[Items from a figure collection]
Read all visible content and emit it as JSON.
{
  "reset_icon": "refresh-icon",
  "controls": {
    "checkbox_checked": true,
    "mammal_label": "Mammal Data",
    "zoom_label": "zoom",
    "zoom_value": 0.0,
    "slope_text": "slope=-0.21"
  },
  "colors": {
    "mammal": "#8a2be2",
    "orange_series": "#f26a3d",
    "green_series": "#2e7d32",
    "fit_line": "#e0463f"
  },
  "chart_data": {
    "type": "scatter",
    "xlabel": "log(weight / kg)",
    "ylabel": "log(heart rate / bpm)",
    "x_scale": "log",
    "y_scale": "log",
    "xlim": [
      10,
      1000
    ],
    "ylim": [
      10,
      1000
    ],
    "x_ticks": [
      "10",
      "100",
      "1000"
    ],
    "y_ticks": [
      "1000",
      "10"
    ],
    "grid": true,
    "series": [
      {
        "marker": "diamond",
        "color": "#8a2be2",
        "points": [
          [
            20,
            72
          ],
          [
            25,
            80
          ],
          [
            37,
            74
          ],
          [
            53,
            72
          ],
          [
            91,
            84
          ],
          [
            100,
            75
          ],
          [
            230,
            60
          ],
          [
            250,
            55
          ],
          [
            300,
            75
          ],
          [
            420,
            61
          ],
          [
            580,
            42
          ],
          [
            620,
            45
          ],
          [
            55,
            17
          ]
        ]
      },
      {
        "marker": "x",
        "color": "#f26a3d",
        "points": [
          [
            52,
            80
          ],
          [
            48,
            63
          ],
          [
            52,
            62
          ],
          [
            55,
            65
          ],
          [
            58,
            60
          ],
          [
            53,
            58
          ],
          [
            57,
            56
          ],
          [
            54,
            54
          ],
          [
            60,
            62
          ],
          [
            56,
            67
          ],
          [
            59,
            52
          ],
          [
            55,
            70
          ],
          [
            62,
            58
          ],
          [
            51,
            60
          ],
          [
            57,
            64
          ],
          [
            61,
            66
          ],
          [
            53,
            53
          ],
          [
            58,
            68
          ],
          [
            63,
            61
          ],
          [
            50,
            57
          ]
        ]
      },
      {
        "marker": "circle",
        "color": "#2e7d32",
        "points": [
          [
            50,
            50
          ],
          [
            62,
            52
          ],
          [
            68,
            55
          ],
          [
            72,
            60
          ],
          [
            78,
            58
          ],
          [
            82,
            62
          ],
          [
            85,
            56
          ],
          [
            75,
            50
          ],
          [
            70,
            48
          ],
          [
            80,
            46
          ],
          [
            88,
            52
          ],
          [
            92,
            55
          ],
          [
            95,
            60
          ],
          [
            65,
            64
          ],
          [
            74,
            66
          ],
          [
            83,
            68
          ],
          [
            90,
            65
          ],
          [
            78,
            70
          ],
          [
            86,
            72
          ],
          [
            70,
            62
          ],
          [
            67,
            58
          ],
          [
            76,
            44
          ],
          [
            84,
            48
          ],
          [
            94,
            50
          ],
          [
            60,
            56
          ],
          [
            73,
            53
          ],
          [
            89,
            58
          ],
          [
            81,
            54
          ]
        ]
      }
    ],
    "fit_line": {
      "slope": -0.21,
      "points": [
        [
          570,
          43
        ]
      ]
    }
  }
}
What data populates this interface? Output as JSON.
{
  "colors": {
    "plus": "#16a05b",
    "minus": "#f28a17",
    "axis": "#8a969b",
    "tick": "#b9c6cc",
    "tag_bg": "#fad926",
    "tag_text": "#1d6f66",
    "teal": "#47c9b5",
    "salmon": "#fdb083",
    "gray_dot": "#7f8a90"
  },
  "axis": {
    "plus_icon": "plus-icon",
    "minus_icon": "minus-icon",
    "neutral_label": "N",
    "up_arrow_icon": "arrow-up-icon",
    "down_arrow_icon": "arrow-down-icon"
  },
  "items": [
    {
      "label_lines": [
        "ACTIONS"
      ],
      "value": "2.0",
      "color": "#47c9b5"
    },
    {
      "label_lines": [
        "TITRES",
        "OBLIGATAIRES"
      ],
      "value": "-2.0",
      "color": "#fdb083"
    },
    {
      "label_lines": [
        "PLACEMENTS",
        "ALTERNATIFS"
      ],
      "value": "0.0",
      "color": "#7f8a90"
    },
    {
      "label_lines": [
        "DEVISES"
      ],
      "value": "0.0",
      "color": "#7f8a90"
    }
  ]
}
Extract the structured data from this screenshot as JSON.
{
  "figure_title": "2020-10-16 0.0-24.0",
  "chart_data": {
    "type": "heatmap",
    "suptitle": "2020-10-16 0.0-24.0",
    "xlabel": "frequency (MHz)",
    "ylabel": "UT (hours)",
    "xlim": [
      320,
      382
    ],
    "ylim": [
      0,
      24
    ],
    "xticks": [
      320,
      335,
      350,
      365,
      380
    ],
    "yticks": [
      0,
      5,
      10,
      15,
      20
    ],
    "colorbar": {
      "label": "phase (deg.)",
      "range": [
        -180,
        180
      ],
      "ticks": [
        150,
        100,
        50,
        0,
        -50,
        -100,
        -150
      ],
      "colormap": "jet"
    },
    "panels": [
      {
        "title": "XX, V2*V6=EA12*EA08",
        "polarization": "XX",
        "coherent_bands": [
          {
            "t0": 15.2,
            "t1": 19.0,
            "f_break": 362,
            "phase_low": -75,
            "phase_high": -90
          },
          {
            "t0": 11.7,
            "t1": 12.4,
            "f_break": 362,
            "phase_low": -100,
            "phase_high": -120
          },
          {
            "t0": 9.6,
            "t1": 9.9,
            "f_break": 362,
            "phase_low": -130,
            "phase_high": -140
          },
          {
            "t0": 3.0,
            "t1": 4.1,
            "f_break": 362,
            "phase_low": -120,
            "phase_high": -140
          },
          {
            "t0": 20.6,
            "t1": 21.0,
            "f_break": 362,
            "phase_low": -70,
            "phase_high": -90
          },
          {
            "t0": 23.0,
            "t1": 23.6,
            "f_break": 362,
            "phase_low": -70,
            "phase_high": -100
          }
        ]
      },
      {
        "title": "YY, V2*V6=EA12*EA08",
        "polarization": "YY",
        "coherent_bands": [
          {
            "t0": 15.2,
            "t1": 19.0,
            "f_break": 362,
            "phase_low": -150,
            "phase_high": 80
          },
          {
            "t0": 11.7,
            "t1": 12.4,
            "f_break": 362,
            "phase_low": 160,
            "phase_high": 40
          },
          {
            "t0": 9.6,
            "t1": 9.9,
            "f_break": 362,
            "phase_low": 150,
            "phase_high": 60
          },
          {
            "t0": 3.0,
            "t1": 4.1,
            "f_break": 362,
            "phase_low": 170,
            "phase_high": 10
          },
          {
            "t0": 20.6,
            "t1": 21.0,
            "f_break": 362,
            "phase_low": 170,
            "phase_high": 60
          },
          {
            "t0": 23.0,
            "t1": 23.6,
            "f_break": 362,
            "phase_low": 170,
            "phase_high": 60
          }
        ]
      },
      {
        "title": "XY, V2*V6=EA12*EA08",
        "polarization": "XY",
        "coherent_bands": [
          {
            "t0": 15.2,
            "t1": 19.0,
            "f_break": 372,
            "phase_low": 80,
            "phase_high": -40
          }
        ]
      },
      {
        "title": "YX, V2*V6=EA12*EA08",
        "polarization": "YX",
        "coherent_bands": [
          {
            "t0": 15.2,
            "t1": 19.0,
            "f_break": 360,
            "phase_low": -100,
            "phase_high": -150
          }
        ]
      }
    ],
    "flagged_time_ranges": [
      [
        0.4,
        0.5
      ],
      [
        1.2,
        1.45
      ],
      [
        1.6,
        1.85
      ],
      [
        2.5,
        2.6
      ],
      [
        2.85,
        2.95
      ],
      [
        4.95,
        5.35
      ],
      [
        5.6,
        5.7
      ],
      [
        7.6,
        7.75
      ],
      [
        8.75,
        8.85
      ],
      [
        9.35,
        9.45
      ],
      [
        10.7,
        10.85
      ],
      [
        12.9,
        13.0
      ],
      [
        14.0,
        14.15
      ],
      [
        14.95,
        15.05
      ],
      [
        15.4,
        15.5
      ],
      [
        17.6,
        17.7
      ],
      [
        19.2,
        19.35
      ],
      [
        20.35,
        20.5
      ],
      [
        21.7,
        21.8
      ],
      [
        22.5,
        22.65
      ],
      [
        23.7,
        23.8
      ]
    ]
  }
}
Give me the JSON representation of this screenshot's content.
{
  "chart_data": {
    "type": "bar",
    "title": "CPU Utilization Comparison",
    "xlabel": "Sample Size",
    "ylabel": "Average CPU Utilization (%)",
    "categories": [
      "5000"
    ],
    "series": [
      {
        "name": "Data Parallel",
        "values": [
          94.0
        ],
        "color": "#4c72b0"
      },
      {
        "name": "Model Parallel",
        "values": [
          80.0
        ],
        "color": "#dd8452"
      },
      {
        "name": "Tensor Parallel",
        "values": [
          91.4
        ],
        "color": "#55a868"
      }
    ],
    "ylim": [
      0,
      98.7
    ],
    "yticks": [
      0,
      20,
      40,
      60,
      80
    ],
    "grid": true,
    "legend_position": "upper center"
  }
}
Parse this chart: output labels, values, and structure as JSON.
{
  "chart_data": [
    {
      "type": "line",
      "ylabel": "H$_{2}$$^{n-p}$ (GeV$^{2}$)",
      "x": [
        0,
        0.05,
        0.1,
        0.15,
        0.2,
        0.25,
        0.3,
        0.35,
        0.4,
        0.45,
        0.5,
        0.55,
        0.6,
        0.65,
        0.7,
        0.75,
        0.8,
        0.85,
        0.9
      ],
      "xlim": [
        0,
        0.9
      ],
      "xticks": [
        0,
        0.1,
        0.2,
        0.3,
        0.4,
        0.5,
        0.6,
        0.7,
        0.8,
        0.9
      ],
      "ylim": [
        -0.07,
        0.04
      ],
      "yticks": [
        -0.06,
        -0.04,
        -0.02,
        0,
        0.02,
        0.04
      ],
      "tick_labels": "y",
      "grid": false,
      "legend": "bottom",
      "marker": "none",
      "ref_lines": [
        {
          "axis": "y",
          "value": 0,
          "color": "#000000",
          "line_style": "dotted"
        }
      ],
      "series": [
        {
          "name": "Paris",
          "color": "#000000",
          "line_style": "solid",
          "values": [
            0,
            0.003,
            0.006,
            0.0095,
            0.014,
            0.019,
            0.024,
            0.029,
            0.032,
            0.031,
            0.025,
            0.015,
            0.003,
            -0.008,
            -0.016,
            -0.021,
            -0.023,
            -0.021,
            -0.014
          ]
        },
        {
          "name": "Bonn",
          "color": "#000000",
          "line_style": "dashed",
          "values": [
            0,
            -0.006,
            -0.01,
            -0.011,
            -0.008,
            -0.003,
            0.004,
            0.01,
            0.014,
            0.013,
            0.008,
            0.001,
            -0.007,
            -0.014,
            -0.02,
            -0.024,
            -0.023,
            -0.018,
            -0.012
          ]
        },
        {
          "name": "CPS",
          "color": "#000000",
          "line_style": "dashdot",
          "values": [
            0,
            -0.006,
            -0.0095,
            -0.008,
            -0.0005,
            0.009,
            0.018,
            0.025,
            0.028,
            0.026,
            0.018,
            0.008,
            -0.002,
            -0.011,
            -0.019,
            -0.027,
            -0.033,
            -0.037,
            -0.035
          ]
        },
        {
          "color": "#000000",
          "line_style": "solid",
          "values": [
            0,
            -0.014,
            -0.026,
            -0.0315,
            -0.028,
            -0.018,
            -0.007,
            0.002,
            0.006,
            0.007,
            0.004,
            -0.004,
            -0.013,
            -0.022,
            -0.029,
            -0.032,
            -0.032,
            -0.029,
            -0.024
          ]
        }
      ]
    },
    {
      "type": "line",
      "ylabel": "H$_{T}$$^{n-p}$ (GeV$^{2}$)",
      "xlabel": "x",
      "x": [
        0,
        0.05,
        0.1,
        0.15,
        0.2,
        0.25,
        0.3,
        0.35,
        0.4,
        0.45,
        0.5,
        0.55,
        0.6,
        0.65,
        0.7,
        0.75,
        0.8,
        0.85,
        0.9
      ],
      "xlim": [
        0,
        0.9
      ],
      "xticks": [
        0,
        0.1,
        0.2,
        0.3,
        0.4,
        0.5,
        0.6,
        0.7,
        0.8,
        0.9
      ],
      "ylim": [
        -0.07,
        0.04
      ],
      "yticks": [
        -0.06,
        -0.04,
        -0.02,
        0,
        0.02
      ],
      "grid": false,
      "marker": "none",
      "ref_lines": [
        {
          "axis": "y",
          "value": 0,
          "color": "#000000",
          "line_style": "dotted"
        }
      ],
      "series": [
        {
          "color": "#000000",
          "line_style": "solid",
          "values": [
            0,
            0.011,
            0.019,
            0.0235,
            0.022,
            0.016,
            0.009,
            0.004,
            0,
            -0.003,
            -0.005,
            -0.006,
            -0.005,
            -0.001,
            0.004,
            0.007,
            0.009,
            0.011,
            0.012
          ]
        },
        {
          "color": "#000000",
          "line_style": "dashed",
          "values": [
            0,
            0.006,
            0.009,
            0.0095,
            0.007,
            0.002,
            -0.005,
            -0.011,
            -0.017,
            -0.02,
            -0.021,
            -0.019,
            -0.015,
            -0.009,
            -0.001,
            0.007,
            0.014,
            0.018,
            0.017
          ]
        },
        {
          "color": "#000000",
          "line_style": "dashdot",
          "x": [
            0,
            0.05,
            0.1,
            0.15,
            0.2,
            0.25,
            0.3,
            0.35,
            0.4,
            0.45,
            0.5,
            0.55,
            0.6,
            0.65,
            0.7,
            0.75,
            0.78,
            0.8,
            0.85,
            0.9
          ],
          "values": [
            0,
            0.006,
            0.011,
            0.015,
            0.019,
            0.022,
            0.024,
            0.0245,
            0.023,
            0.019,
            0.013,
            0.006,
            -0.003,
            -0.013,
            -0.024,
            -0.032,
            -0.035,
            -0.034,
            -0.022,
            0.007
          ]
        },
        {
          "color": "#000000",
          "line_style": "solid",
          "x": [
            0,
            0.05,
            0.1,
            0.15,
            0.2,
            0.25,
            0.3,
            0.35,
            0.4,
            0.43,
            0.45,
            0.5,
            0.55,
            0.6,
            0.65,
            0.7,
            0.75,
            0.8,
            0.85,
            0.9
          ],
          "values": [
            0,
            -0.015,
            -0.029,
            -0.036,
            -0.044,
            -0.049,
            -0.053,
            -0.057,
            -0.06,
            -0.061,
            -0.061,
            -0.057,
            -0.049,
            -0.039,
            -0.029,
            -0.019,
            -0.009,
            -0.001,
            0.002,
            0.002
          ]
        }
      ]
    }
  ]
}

TASK REQUIREMENTS >> Tally up the lines holding the word "ylabel" in the data above, and answer with that figure only.

RESPONSE >> 5